* **What needs to be done**:
Reply solely with the number of lines, in the records underneath, that include the word "chart".

================

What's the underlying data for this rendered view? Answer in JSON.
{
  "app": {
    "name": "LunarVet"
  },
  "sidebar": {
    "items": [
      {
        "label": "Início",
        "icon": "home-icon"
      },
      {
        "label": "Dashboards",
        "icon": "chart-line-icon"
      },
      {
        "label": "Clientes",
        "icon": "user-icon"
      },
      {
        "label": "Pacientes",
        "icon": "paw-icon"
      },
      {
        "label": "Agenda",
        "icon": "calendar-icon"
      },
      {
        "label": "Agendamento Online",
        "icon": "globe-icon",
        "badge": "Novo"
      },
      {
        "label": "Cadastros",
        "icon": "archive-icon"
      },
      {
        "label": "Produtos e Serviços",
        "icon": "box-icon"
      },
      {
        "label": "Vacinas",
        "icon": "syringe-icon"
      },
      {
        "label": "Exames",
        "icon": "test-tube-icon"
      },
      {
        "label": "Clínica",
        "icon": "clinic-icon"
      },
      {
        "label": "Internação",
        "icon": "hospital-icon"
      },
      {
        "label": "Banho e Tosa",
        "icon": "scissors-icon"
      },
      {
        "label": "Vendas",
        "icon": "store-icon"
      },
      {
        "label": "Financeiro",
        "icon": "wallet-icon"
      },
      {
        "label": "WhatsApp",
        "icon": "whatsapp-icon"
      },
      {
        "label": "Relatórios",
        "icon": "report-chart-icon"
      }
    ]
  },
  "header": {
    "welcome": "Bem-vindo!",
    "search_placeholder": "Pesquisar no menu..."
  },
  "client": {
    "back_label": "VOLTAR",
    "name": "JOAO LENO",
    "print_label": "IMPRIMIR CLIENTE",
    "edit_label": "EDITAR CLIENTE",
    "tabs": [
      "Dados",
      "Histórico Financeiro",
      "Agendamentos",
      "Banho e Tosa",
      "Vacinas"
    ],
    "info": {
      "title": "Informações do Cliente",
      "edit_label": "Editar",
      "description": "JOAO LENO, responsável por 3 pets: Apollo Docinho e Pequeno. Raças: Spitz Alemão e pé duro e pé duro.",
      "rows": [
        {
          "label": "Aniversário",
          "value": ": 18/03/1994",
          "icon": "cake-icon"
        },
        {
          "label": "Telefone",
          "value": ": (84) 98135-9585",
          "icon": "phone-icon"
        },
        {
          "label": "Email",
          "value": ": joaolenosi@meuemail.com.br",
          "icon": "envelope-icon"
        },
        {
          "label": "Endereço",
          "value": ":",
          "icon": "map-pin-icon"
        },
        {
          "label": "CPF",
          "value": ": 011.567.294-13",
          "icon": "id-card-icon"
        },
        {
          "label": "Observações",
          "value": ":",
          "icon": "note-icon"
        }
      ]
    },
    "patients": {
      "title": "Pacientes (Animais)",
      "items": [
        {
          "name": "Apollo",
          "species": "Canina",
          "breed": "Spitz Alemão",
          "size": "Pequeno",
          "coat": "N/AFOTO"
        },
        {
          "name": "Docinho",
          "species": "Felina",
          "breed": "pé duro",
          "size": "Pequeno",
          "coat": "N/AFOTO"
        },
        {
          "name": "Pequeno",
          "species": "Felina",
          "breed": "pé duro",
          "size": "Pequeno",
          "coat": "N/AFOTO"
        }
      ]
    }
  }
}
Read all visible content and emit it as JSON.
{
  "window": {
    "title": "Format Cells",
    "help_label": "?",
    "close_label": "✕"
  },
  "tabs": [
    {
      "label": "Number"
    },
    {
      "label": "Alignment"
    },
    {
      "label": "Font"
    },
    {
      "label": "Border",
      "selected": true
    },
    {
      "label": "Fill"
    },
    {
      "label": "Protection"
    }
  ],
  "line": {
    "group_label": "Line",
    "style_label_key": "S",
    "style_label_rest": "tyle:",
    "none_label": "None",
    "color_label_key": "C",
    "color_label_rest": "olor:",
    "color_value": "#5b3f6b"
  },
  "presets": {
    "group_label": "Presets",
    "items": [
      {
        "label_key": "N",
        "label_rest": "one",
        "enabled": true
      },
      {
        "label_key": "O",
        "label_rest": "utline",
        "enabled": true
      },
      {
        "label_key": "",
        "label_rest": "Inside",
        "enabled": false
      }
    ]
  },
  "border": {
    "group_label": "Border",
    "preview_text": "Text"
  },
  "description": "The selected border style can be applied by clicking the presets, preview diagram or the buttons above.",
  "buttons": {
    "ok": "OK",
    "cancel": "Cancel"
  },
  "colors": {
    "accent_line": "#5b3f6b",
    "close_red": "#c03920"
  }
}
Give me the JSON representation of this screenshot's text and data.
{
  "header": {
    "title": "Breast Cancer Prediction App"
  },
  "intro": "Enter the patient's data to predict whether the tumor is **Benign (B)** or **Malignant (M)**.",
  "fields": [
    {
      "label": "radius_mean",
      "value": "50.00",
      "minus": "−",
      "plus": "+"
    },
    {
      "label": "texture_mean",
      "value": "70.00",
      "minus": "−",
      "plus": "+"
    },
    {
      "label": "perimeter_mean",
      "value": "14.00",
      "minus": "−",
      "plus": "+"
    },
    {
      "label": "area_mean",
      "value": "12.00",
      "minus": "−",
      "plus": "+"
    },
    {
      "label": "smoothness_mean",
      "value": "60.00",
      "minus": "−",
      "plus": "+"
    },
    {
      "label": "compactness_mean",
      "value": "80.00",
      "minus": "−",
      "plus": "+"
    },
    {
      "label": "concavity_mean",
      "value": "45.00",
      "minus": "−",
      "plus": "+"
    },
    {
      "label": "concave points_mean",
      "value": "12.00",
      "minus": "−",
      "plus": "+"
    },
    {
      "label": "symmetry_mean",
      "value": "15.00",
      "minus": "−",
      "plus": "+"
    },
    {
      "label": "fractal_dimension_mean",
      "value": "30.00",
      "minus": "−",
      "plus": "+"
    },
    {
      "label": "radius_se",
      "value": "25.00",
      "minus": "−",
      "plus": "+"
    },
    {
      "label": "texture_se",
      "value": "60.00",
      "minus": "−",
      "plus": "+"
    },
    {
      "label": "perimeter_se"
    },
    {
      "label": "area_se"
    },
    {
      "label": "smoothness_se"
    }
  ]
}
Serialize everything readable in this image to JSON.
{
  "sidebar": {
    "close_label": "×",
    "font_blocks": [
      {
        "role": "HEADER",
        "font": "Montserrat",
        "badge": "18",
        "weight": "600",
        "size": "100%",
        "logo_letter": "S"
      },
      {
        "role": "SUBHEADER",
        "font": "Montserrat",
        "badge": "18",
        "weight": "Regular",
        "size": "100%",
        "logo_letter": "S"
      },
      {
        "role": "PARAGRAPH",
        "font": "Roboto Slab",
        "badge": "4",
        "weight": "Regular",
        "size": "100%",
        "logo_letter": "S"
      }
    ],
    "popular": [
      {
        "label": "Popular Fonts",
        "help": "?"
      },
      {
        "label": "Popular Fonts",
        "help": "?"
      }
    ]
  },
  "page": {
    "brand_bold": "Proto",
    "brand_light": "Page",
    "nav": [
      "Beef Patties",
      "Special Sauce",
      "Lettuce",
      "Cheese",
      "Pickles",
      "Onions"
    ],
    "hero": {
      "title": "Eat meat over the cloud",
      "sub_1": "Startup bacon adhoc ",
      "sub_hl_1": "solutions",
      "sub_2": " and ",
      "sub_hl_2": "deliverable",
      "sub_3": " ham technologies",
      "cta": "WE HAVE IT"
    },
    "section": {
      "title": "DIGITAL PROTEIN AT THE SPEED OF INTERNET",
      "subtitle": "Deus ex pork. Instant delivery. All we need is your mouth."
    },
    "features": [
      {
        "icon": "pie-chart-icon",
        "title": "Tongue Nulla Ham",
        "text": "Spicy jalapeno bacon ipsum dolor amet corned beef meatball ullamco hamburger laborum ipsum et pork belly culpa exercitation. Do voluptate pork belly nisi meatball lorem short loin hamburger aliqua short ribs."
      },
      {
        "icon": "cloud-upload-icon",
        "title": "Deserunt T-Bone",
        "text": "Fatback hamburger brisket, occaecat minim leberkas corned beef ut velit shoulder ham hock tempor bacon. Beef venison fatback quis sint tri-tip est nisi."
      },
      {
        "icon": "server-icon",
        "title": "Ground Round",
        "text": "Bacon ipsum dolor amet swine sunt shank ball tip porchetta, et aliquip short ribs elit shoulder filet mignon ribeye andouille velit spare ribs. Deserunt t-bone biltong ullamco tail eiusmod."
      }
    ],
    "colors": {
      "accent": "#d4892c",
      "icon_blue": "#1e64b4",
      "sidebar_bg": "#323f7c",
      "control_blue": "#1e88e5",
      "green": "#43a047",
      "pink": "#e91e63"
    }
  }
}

================

* **Solution for this problem**:
3